> [EXERCISE PROMPT]: Please work out how many lines in the material contain "colors" and give only that figure.

··· SUPPLIED ENTRIES ···

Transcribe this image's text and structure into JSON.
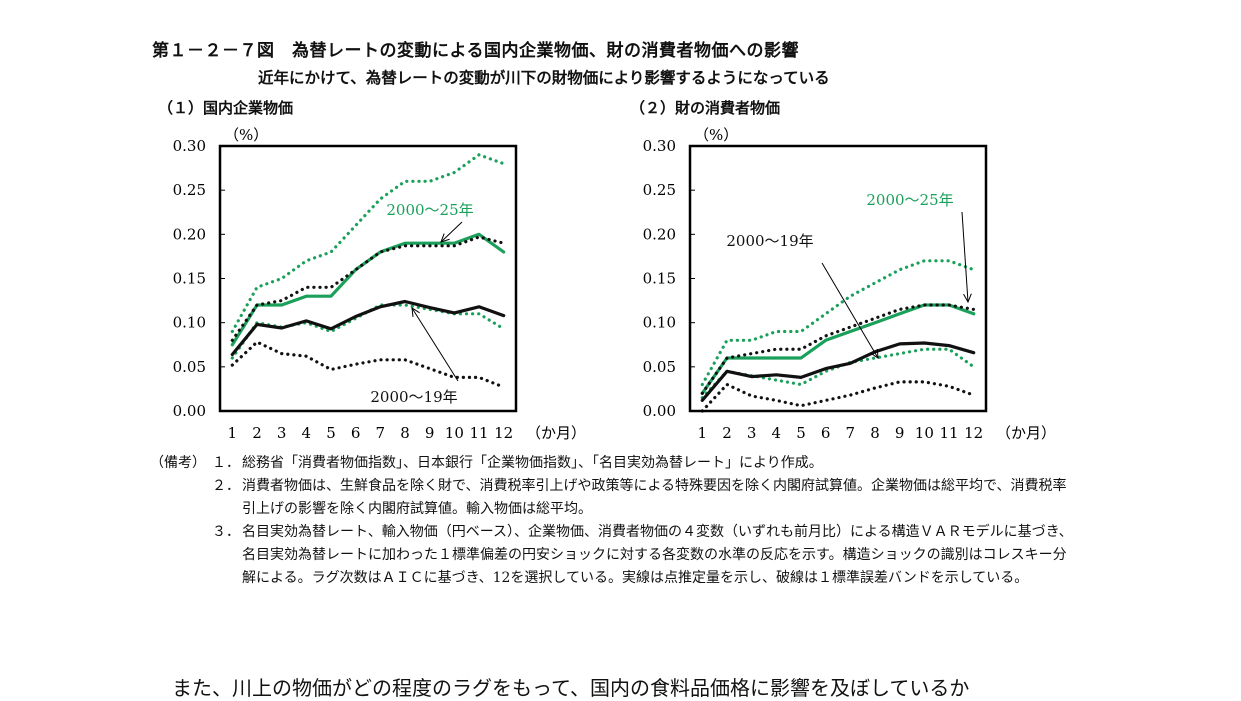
{
  "figure": {
    "title": "第１－２－７図　為替レートの変動による国内企業物価、財の消費者物価への影響",
    "subtitle": "近年にかけて、為替レートの変動が川下の財物価により影響するようになっている"
  },
  "colors": {
    "green": "#1aa05a",
    "black": "#111111"
  },
  "chart_data": [
    {
      "type": "line",
      "panel_title": "（１）国内企業物価",
      "y_unit": "（%）",
      "x_unit": "（か月）",
      "x": [
        1,
        2,
        3,
        4,
        5,
        6,
        7,
        8,
        9,
        10,
        11,
        12
      ],
      "ylim": [
        0,
        0.3
      ],
      "yticks": [
        "0.00",
        "0.05",
        "0.10",
        "0.15",
        "0.20",
        "0.25",
        "0.30"
      ],
      "annotations": [
        {
          "text": "2000～25年",
          "color": "green"
        },
        {
          "text": "2000～19年",
          "color": "black"
        }
      ],
      "series": [
        {
          "period": "2000～25年",
          "kind": "point",
          "color": "green",
          "style": "solid",
          "values": [
            0.075,
            0.12,
            0.12,
            0.13,
            0.13,
            0.16,
            0.18,
            0.19,
            0.19,
            0.19,
            0.2,
            0.18
          ]
        },
        {
          "period": "2000～25年",
          "kind": "upper",
          "color": "green",
          "style": "dotted",
          "values": [
            0.09,
            0.14,
            0.15,
            0.17,
            0.18,
            0.21,
            0.24,
            0.26,
            0.26,
            0.27,
            0.29,
            0.28
          ]
        },
        {
          "period": "2000～25年",
          "kind": "lower",
          "color": "green",
          "style": "dotted",
          "values": [
            0.06,
            0.1,
            0.095,
            0.1,
            0.09,
            0.105,
            0.12,
            0.12,
            0.115,
            0.11,
            0.11,
            0.093
          ]
        },
        {
          "period": "2000～19年",
          "kind": "point",
          "color": "black",
          "style": "solid",
          "values": [
            0.064,
            0.098,
            0.094,
            0.102,
            0.093,
            0.107,
            0.118,
            0.124,
            0.117,
            0.111,
            0.118,
            0.108
          ]
        },
        {
          "period": "2000～19年",
          "kind": "upper",
          "color": "black",
          "style": "dotted",
          "values": [
            0.08,
            0.12,
            0.125,
            0.14,
            0.14,
            0.16,
            0.18,
            0.187,
            0.187,
            0.187,
            0.197,
            0.19
          ]
        },
        {
          "period": "2000～19年",
          "kind": "lower",
          "color": "black",
          "style": "dotted",
          "values": [
            0.052,
            0.078,
            0.065,
            0.062,
            0.047,
            0.053,
            0.058,
            0.058,
            0.048,
            0.038,
            0.038,
            0.027
          ]
        }
      ]
    },
    {
      "type": "line",
      "panel_title": "（２）財の消費者物価",
      "y_unit": "（%）",
      "x_unit": "（か月）",
      "x": [
        1,
        2,
        3,
        4,
        5,
        6,
        7,
        8,
        9,
        10,
        11,
        12
      ],
      "ylim": [
        0,
        0.3
      ],
      "yticks": [
        "0.00",
        "0.05",
        "0.10",
        "0.15",
        "0.20",
        "0.25",
        "0.30"
      ],
      "annotations": [
        {
          "text": "2000～25年",
          "color": "green"
        },
        {
          "text": "2000～19年",
          "color": "black"
        }
      ],
      "series": [
        {
          "period": "2000～25年",
          "kind": "point",
          "color": "green",
          "style": "solid",
          "values": [
            0.02,
            0.06,
            0.06,
            0.06,
            0.06,
            0.08,
            0.09,
            0.1,
            0.11,
            0.12,
            0.12,
            0.11
          ]
        },
        {
          "period": "2000～25年",
          "kind": "upper",
          "color": "green",
          "style": "dotted",
          "values": [
            0.03,
            0.08,
            0.08,
            0.09,
            0.09,
            0.11,
            0.13,
            0.145,
            0.16,
            0.17,
            0.17,
            0.16
          ]
        },
        {
          "period": "2000～25年",
          "kind": "lower",
          "color": "green",
          "style": "dotted",
          "values": [
            0.015,
            0.045,
            0.04,
            0.035,
            0.03,
            0.045,
            0.055,
            0.06,
            0.065,
            0.07,
            0.07,
            0.05
          ]
        },
        {
          "period": "2000～19年",
          "kind": "point",
          "color": "black",
          "style": "solid",
          "values": [
            0.012,
            0.045,
            0.039,
            0.041,
            0.038,
            0.048,
            0.054,
            0.067,
            0.076,
            0.077,
            0.074,
            0.066
          ]
        },
        {
          "period": "2000～19年",
          "kind": "upper",
          "color": "black",
          "style": "dotted",
          "values": [
            0.02,
            0.06,
            0.065,
            0.07,
            0.07,
            0.085,
            0.095,
            0.105,
            0.115,
            0.12,
            0.12,
            0.115
          ]
        },
        {
          "period": "2000～19年",
          "kind": "lower",
          "color": "black",
          "style": "dotted",
          "values": [
            0.0,
            0.03,
            0.017,
            0.012,
            0.006,
            0.012,
            0.018,
            0.026,
            0.033,
            0.033,
            0.028,
            0.018
          ]
        }
      ]
    }
  ],
  "notes": {
    "head": "（備考）",
    "items": [
      {
        "num": "１．",
        "text": "総務省「消費者物価指数」、日本銀行「企業物価指数」、「名目実効為替レート」により作成。"
      },
      {
        "num": "２．",
        "text": "消費者物価は、生鮮食品を除く財で、消費税率引上げや政策等による特殊要因を除く内閣府試算値。企業物価は総平均で、消費税率引上げの影響を除く内閣府試算値。輸入物価は総平均。"
      },
      {
        "num": "３．",
        "text": "名目実効為替レート、輸入物価（円ベース）、企業物価、消費者物価の４変数（いずれも前月比）による構造ＶＡＲモデルに基づき、名目実効為替レートに加わった１標準偏差の円安ショックに対する各変数の水準の反応を示す。構造ショックの識別はコレスキー分解による。ラグ次数はＡＩＣに基づき、12を選択している。実線は点推定量を示し、破線は１標準誤差バンドを示している。"
      }
    ]
  },
  "body_text": "また、川上の物価がどの程度のラグをもって、国内の食料品価格に影響を及ぼしているか"
}
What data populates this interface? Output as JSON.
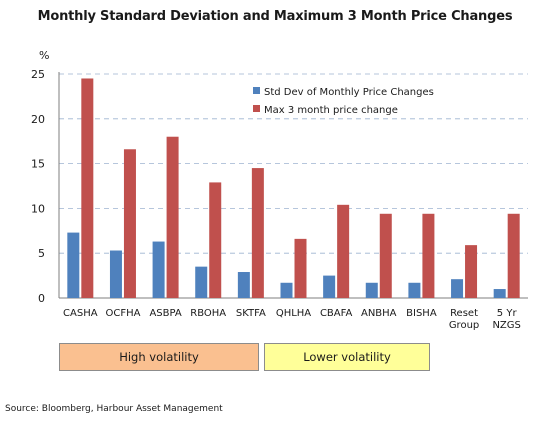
{
  "chart_data": {
    "type": "bar",
    "title": "Monthly Standard Deviation and Maximum 3 Month Price Changes",
    "ylabel": "%",
    "ylim": [
      0,
      25
    ],
    "yticks": [
      0,
      5,
      10,
      15,
      20,
      25
    ],
    "grid": true,
    "legend_position": "top-right",
    "categories": [
      "CASHA",
      "OCFHA",
      "ASBPA",
      "RBOHA",
      "SKTFA",
      "QHLHA",
      "CBAFA",
      "ANBHA",
      "BISHA",
      "Reset Group",
      "5 Yr NZGS"
    ],
    "category_lines": [
      [
        "CASHA"
      ],
      [
        "OCFHA"
      ],
      [
        "ASBPA"
      ],
      [
        "RBOHA"
      ],
      [
        "SKTFA"
      ],
      [
        "QHLHA"
      ],
      [
        "CBAFA"
      ],
      [
        "ANBHA"
      ],
      [
        "BISHA"
      ],
      [
        "Reset",
        "Group"
      ],
      [
        "5 Yr",
        "NZGS"
      ]
    ],
    "series": [
      {
        "name": "Std Dev of Monthly Price Changes",
        "color": "#4f81bd",
        "values": [
          7.3,
          5.3,
          6.3,
          3.5,
          2.9,
          1.7,
          2.5,
          1.7,
          1.7,
          2.1,
          1.0
        ]
      },
      {
        "name": "Max 3 month price change",
        "color": "#c0504d",
        "values": [
          24.5,
          16.6,
          18.0,
          12.9,
          14.5,
          6.6,
          10.4,
          9.4,
          9.4,
          5.9,
          9.4
        ]
      }
    ]
  },
  "groups": [
    {
      "label": "High volatility",
      "color": "#fac090"
    },
    {
      "label": "Lower volatility",
      "color": "#ffff99"
    }
  ],
  "source": "Source: Bloomberg, Harbour Asset Management"
}
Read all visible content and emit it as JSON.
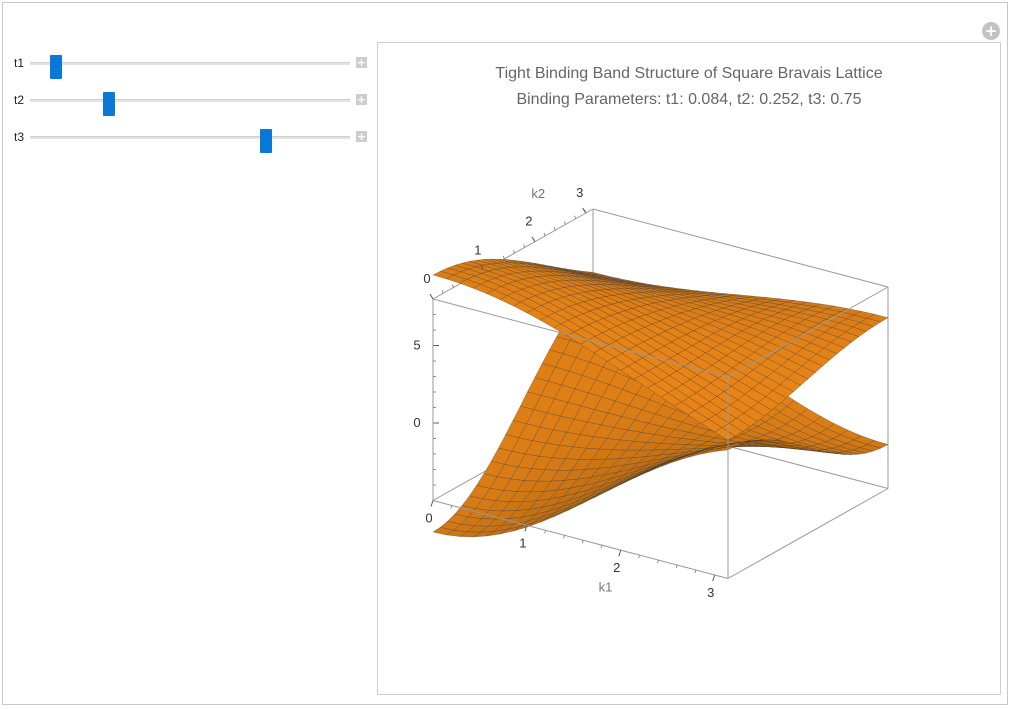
{
  "controls": {
    "sliders": [
      {
        "label": "t1",
        "value": 0.084,
        "min": 0,
        "max": 1
      },
      {
        "label": "t2",
        "value": 0.252,
        "min": 0,
        "max": 1
      },
      {
        "label": "t3",
        "value": 0.75,
        "min": 0,
        "max": 1
      }
    ],
    "plus_glyph": "+",
    "add_glyph": "+"
  },
  "plot": {
    "title_line1": "Tight Binding Band Structure of Square Bravais Lattice",
    "title_line2": "Binding Parameters: t1: 0.084, t2: 0.252, t3: 0.75"
  },
  "chart_data": {
    "type": "surface3d",
    "xlabel": "k1",
    "ylabel": "k2",
    "x_ticks": [
      "0",
      "1",
      "2",
      "3"
    ],
    "y_ticks": [
      "0",
      "1",
      "2",
      "3"
    ],
    "z_ticks": [
      "5",
      "0"
    ],
    "xlim": [
      0,
      3.14159
    ],
    "ylim": [
      0,
      3.14159
    ],
    "surface_color": "#f28c1a",
    "mesh_color": "#333333",
    "bands": 2
  }
}
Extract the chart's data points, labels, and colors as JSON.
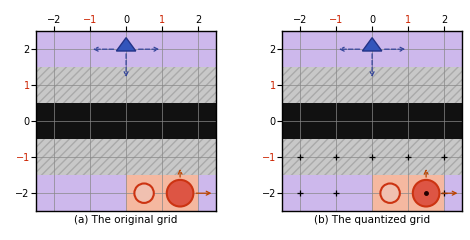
{
  "title_a": "(a) The original grid",
  "title_b": "(b) The quantized grid",
  "color_purple": "#cdb8ec",
  "color_hatch_bg": "#c8c8c8",
  "color_black_band": "#111111",
  "color_red_highlight": "#f5b8a0",
  "color_red_circle_edge": "#cc3311",
  "color_red_circle_fill": "#dd5544",
  "color_red_circle_light": "#f0c0b0",
  "color_blue_tri": "#3355bb",
  "color_blue_tri_edge": "#223388",
  "color_blue_arrow": "#334499",
  "color_orange_arrow": "#bb4400",
  "figsize": [
    4.7,
    2.4
  ],
  "dpi": 100
}
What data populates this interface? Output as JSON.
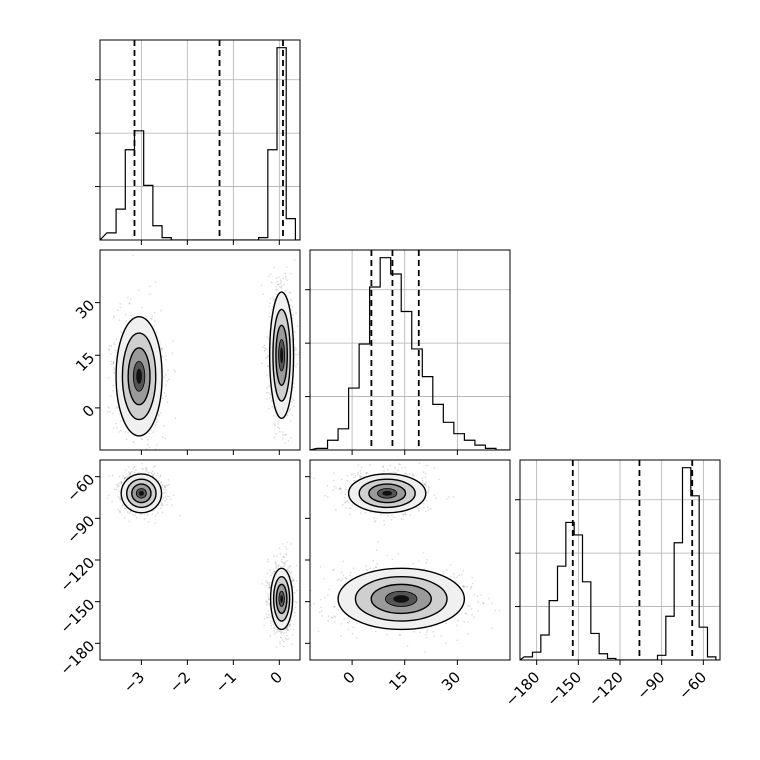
{
  "chart_data": [
    {
      "type": "histogram",
      "panel": "p1-marginal",
      "x_ticks": [
        -3,
        -2,
        -1,
        0
      ],
      "xlim": [
        -3.9,
        0.45
      ],
      "quantile_lines": [
        -3.15,
        -1.3,
        0.08
      ],
      "bins": [
        {
          "x0": -3.75,
          "x1": -3.55,
          "count": 3
        },
        {
          "x0": -3.55,
          "x1": -3.35,
          "count": 13
        },
        {
          "x0": -3.35,
          "x1": -3.15,
          "count": 38
        },
        {
          "x0": -3.15,
          "x1": -2.95,
          "count": 46
        },
        {
          "x0": -2.95,
          "x1": -2.75,
          "count": 23
        },
        {
          "x0": -2.75,
          "x1": -2.55,
          "count": 6
        },
        {
          "x0": -2.55,
          "x1": -2.35,
          "count": 1
        },
        {
          "x0": -0.45,
          "x1": -0.25,
          "count": 1
        },
        {
          "x0": -0.25,
          "x1": -0.05,
          "count": 38
        },
        {
          "x0": -0.05,
          "x1": 0.15,
          "count": 81
        },
        {
          "x0": 0.15,
          "x1": 0.35,
          "count": 9
        }
      ],
      "grid": true
    },
    {
      "type": "histogram",
      "panel": "p2-marginal",
      "x_ticks": [
        0,
        15,
        30
      ],
      "xlim": [
        -12,
        45
      ],
      "quantile_lines": [
        5.5,
        11.5,
        19.0
      ],
      "bins": [
        {
          "x0": -10,
          "x1": -7,
          "count": 1
        },
        {
          "x0": -7,
          "x1": -4,
          "count": 6
        },
        {
          "x0": -4,
          "x1": -1,
          "count": 13
        },
        {
          "x0": -1,
          "x1": 2,
          "count": 38
        },
        {
          "x0": 2,
          "x1": 5,
          "count": 65
        },
        {
          "x0": 5,
          "x1": 8,
          "count": 100
        },
        {
          "x0": 8,
          "x1": 11,
          "count": 118
        },
        {
          "x0": 11,
          "x1": 14,
          "count": 108
        },
        {
          "x0": 14,
          "x1": 17,
          "count": 85
        },
        {
          "x0": 17,
          "x1": 20,
          "count": 62
        },
        {
          "x0": 20,
          "x1": 23,
          "count": 45
        },
        {
          "x0": 23,
          "x1": 26,
          "count": 28
        },
        {
          "x0": 26,
          "x1": 29,
          "count": 17
        },
        {
          "x0": 29,
          "x1": 32,
          "count": 10
        },
        {
          "x0": 32,
          "x1": 35,
          "count": 6
        },
        {
          "x0": 35,
          "x1": 38,
          "count": 3
        },
        {
          "x0": 38,
          "x1": 41,
          "count": 1
        }
      ],
      "grid": true
    },
    {
      "type": "histogram",
      "panel": "p3-marginal",
      "x_ticks": [
        -180,
        -150,
        -120,
        -90,
        -60
      ],
      "xlim": [
        -192,
        -48
      ],
      "quantile_lines": [
        -154,
        -106,
        -68
      ],
      "bins": [
        {
          "x0": -189,
          "x1": -183,
          "count": 2
        },
        {
          "x0": -183,
          "x1": -177,
          "count": 5
        },
        {
          "x0": -177,
          "x1": -171,
          "count": 16
        },
        {
          "x0": -171,
          "x1": -165,
          "count": 38
        },
        {
          "x0": -165,
          "x1": -159,
          "count": 60
        },
        {
          "x0": -159,
          "x1": -153,
          "count": 88
        },
        {
          "x0": -153,
          "x1": -147,
          "count": 80
        },
        {
          "x0": -147,
          "x1": -141,
          "count": 50
        },
        {
          "x0": -141,
          "x1": -135,
          "count": 17
        },
        {
          "x0": -135,
          "x1": -129,
          "count": 4
        },
        {
          "x0": -129,
          "x1": -123,
          "count": 1
        },
        {
          "x0": -93,
          "x1": -87,
          "count": 3
        },
        {
          "x0": -87,
          "x1": -81,
          "count": 28
        },
        {
          "x0": -81,
          "x1": -75,
          "count": 75
        },
        {
          "x0": -75,
          "x1": -69,
          "count": 123
        },
        {
          "x0": -69,
          "x1": -63,
          "count": 105
        },
        {
          "x0": -63,
          "x1": -57,
          "count": 21
        },
        {
          "x0": -57,
          "x1": -51,
          "count": 2
        }
      ],
      "grid": true
    },
    {
      "type": "scatter",
      "panel": "p1-vs-p2",
      "x_ticks": [
        -3,
        -2,
        -1,
        0
      ],
      "y_ticks": [
        0,
        15,
        30
      ],
      "xlim": [
        -3.9,
        0.45
      ],
      "ylim": [
        -12,
        45
      ],
      "clusters": [
        {
          "x_center": -3.05,
          "y_center": 9,
          "x_spread": 0.25,
          "y_spread": 8.5
        },
        {
          "x_center": 0.05,
          "y_center": 15,
          "x_spread": 0.13,
          "y_spread": 9
        }
      ],
      "grid": false
    },
    {
      "type": "scatter",
      "panel": "p1-vs-p3",
      "x_ticks": [
        -3,
        -2,
        -1,
        0
      ],
      "y_ticks": [
        -60,
        -90,
        -120,
        -150,
        -180
      ],
      "xlim": [
        -3.9,
        0.45
      ],
      "ylim": [
        -192,
        -48
      ],
      "clusters": [
        {
          "x_center": -3.0,
          "y_center": -72,
          "x_spread": 0.22,
          "y_spread": 7
        },
        {
          "x_center": 0.05,
          "y_center": -148,
          "x_spread": 0.12,
          "y_spread": 11
        }
      ],
      "grid": false
    },
    {
      "type": "scatter",
      "panel": "p2-vs-p3",
      "x_ticks": [
        0,
        15,
        30
      ],
      "xlim": [
        -12,
        45
      ],
      "ylim": [
        -192,
        -48
      ],
      "clusters": [
        {
          "x_center": 10,
          "y_center": -72,
          "x_spread": 5.5,
          "y_spread": 7
        },
        {
          "x_center": 14,
          "y_center": -148,
          "x_spread": 9,
          "y_spread": 11
        }
      ],
      "grid": false
    }
  ]
}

···

> [TASK ANSWER]: 2